◆ GIVEN PROBLEM ◆
Give only the number of lines in the records below that contain the word "image".

-- start of INPUT --

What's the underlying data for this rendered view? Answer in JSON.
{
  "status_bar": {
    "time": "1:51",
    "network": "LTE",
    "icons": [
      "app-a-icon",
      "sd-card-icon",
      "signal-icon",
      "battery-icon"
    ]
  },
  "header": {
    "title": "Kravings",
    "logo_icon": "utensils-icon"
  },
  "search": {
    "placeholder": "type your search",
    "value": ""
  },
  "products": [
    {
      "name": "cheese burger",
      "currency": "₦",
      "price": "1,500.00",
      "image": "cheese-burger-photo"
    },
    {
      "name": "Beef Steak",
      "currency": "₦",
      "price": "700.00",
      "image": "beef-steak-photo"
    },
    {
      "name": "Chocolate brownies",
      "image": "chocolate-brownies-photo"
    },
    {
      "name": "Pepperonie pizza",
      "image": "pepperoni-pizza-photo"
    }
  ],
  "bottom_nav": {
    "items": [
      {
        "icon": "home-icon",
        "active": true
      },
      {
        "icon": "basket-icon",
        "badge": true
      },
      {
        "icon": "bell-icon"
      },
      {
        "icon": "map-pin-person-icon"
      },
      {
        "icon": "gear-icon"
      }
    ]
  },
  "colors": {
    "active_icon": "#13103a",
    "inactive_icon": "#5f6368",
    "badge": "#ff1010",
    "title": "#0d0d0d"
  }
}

-- end of INPUT --

◆ SOLUTION TO THIS TASK ◆
4